### Excerpted text
## start
Deception is an easy and efficient way for even smaller organizations to operate. It is designed so that everything is easy and intuitive, and it can help with reporting and compliance tracking. It can also be delivered as a managed deception and prevention service, reducing the need for in-house expertise and without needing a physical appliance on site at remote locations.

BN: Is artificial intelligence part of the process?

CC: Some deception players talk about using AI to detect the attacker. We at Attivo don't think that's the most efficient way to handle deception, because by that point it's too late. We want to use the trap to attract and lure the attacker. There's no machine learning applied in the decoy or the lure, however, it is used in the way you prepare the deception, to learn the environment. We use the same operating systems and environments that are used in production on the decoy system for complete authenticity. Machine learning can understand the environment and recommend what deception is needed, cutting the time spent analyzing the system and building the decoy. In the early days of honey pot deception it was too hard to manage, too hard to build and not easily scalable.

BN: How effective is deception against insider threats?

CC: Between insiders, contractors and suppliers it's being used regularly. Even an insider doesn't necessarily know where things are inside the network, so they are going to have to go and look. If an employee is doing reconnaissance on a part of the network they are not authorized to be, you are going to get an alert. If they use stolen credentials and try to get into a server you are also going to get an alert. If they are trying to harvest credentials to access the target they will be caught there too. The tracking and logging means that any attempts are substantiated and this can be passed on to HR and legal teams to allow them to take action. Showing that you have a detection mechanism in place can also help with things like obtaining cyber insurance.

BN: How complementary is deception to other security technology?

CC: We currently have over 30 native integrations. Everybody wants to layer more prevention mechanisms. Our belief is that, fundamentally, attackers can and will get into the network. Almost every network on the planet has some form of detection so it becomes a matter of being able to detect early.

If an attacker has bypassed firewalls or other preventative tools we can detect that activity and pass the attack analysis back to those systems, or to security dashboards, or create a service ticket and we can do that in an automated way. One of the byproducts is that the machine learning can pick up things like old credentials or misconfigurations and flag them up for action.
## end
### Raw data
## start
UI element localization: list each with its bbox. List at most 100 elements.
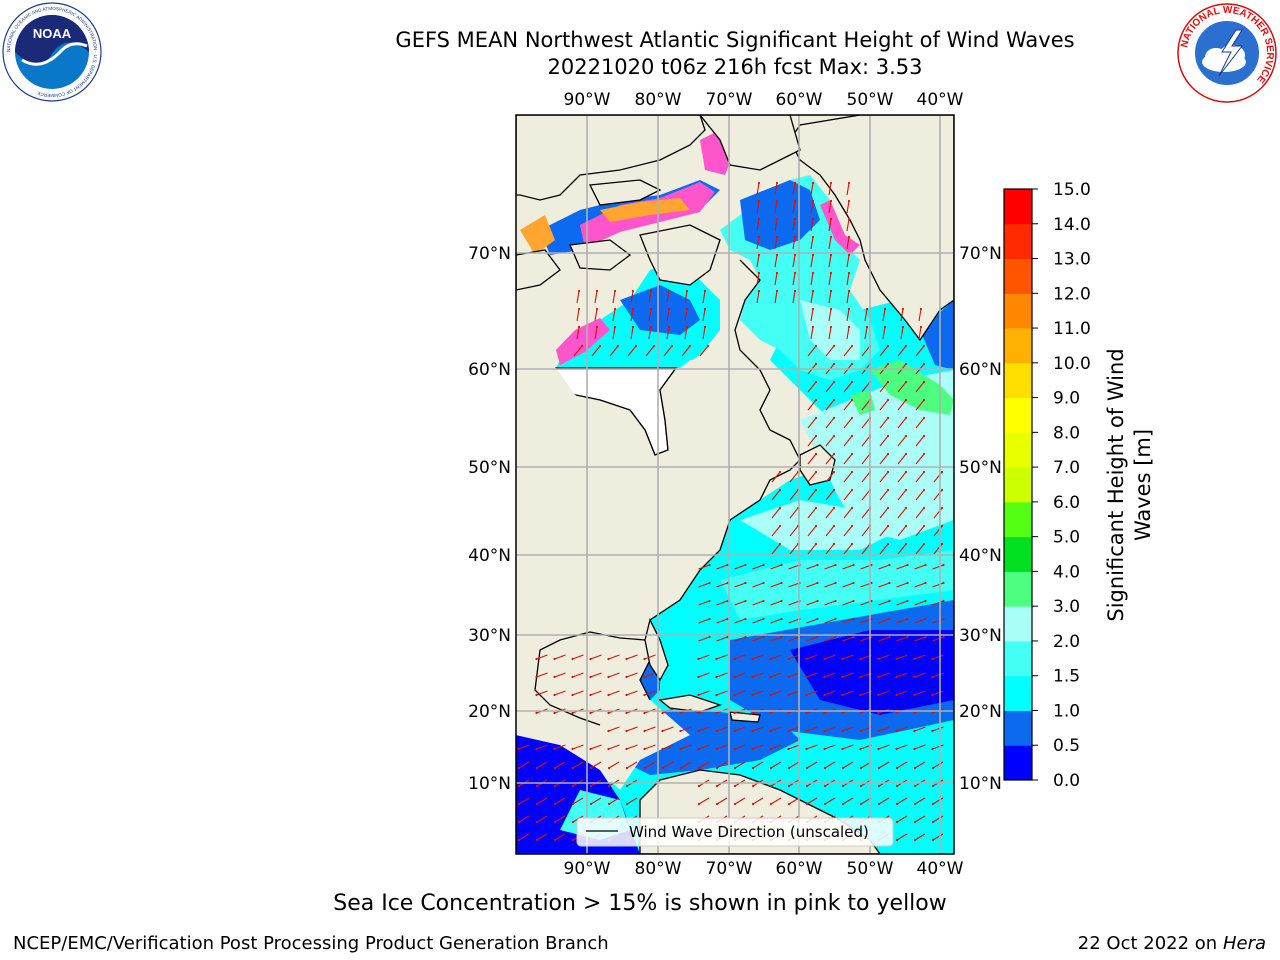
- wave-direction-arrow: [702, 290, 706, 304]
- wave-arrow-head: [888, 563, 891, 567]
- wave-direction-arrow: [771, 471, 781, 483]
- colorbar-tick-label: 0.5: [1053, 736, 1080, 756]
- wave-direction-arrow: [878, 600, 890, 606]
- wave-arrow-head: [517, 820, 521, 824]
- wave-direction-arrow: [770, 618, 782, 624]
- colorbar-segment: [1004, 189, 1032, 225]
- wave-arrow-head: [757, 217, 761, 221]
- wave-direction-arrow: [644, 690, 656, 696]
- wave-arrow-head: [931, 675, 934, 679]
- wave-arrow-head: [535, 747, 538, 751]
- colorbar-segment: [1004, 362, 1032, 399]
- wave-direction-arrow: [879, 525, 889, 537]
- wave-arrow-head: [744, 563, 747, 567]
- colorbar-tick-label: 5.0: [1053, 528, 1080, 548]
- wave-arrow-head: [850, 452, 854, 456]
- wave-direction-arrow: [810, 182, 814, 196]
- wave-arrow-head: [607, 802, 611, 806]
- wave-arrow-head: [895, 766, 899, 770]
- wave-direction-arrow: [648, 326, 652, 340]
- wave-direction-arrow: [914, 726, 926, 732]
- wave-direction-arrow: [734, 672, 746, 678]
- wave-arrow-head: [832, 344, 836, 348]
- wave-arrow-head: [904, 434, 908, 438]
- wave-direction-arrow: [536, 797, 548, 805]
- wave-arrow-head: [708, 581, 711, 585]
- wave-direction-arrow: [608, 654, 620, 660]
- wave-direction-arrow: [914, 564, 926, 570]
- wave-direction-arrow: [626, 797, 638, 805]
- wave-arrow-head: [708, 617, 711, 621]
- wave-direction-arrow: [807, 345, 817, 357]
- wave-direction-arrow: [608, 761, 620, 769]
- wave-arrow-head: [787, 693, 790, 697]
- wave-arrow-head: [685, 307, 689, 311]
- wave-arrow-head: [814, 542, 818, 546]
- wave-direction-arrow: [680, 744, 692, 750]
- wave-direction-arrow: [608, 690, 620, 696]
- colorbar-tick-label: 1.5: [1053, 667, 1080, 687]
- forecast-subtitle: 20221020 t06z 216h fcst Max: 3.53: [547, 55, 923, 79]
- wave-arrow-head: [679, 711, 682, 715]
- wave-direction-arrow: [824, 564, 836, 570]
- wave-arrow-head: [697, 711, 700, 715]
- wave-arrow-head: [762, 599, 765, 603]
- wave-arrow-head: [697, 729, 700, 733]
- wave-direction-arrow: [716, 654, 728, 660]
- wave-arrow-head: [631, 325, 635, 329]
- wave-arrow-head: [895, 820, 899, 824]
- wave-arrow-head: [811, 217, 815, 221]
- wave-direction-arrow: [897, 525, 907, 537]
- wave-direction-arrow: [734, 726, 746, 732]
- wave-direction-arrow: [807, 543, 817, 555]
- wave-direction-arrow: [788, 636, 800, 642]
- wave-direction-arrow: [810, 218, 814, 232]
- wave-arrow-head: [744, 581, 747, 585]
- colorbar-segment: [1004, 571, 1032, 607]
- wave-direction-arrow: [824, 582, 836, 588]
- wave-direction-arrow: [828, 182, 832, 196]
- wave-arrow-head: [805, 711, 808, 715]
- wave-direction-arrow: [806, 797, 818, 805]
- wave-arrow-head: [535, 838, 539, 842]
- wave-direction-arrow: [684, 290, 688, 304]
- wave-arrow-head: [888, 581, 891, 585]
- wave-arrow-head: [906, 617, 909, 621]
- wave-arrow-head: [931, 802, 935, 806]
- wave-arrow-head: [697, 784, 701, 788]
- wave-direction-arrow: [572, 761, 584, 769]
- wave-direction-arrow: [914, 618, 926, 624]
- wave-arrow-head: [924, 563, 927, 567]
- lon-tick-bottom: 40°W: [917, 859, 964, 879]
- wave-arrow-head: [778, 524, 782, 528]
- wave-arrow-head: [607, 657, 610, 661]
- wave-direction-arrow: [842, 582, 854, 588]
- wave-arrow-head: [733, 784, 737, 788]
- wave-arrow-head: [829, 235, 833, 239]
- wave-arrow-head: [823, 675, 826, 679]
- wave-arrow-head: [883, 307, 887, 311]
- wave-direction-arrow: [774, 290, 778, 304]
- wave-direction-arrow: [752, 654, 764, 660]
- wave-direction-arrow: [806, 744, 818, 750]
- wave-direction-arrow: [846, 308, 850, 322]
- wave-direction-arrow: [788, 672, 800, 678]
- wave-arrow-head: [571, 693, 574, 697]
- wave-direction-arrow: [846, 290, 850, 304]
- wave-direction-arrow: [666, 290, 670, 304]
- wave-direction-arrow: [896, 564, 908, 570]
- colorbar-tick-label: 15.0: [1053, 180, 1091, 200]
- wave-arrow-head: [762, 563, 765, 567]
- wave-arrow-head: [793, 271, 797, 275]
- wave-arrow-head: [787, 784, 791, 788]
- wave-direction-arrow: [716, 600, 728, 606]
- colorbar-tick-label: 4.0: [1053, 562, 1080, 582]
- wave-direction-arrow: [864, 326, 868, 340]
- wave-direction-arrow: [900, 308, 904, 322]
- wave-direction-arrow: [734, 744, 746, 750]
- colorbar-tick-label: 9.0: [1053, 389, 1080, 409]
- wave-arrow-head: [643, 693, 646, 697]
- wave-direction-arrow: [810, 308, 814, 322]
- wave-arrow-head: [805, 729, 808, 733]
- wave-direction-arrow: [918, 326, 922, 340]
## end
### What you will do
- 1) Answer these from the deception interview:
(a) According to the text, how many native integrations are there currently?
(b) In what part of the process is machine learning applied?
(c) To which teams can the tracking and logging be passed so they can take action?
- 2) Quote the deception interview, starting with "BN: How effective" and going on through "obtaining cyber insurance.".

### Complete answers
- 1)
(a) Over 30.
(b) In preparing the deception, to learn the environment. It is not applied in the decoy or the lure.
(c) HR and legal teams.

- 2)
BN: How effective is deception against insider threats?

CC: Between insiders, contractors and suppliers it's being used regularly. Even an insider doesn't necessarily know where things are inside the network, so they are going to have to go and look. If an employee is doing reconnaissance on a part of the network they are not authorized to be, you are going to get an alert. If they use stolen credentials and try to get into a server you are also going to get an alert. If they are trying to harvest credentials to access the target they will be caught there too. The tracking and logging means that any attempts are substantiated and this can be passed on to HR and legal teams to allow them to take action. Showing that you have a detection mechanism in place can also help with things like obtaining cyber insurance.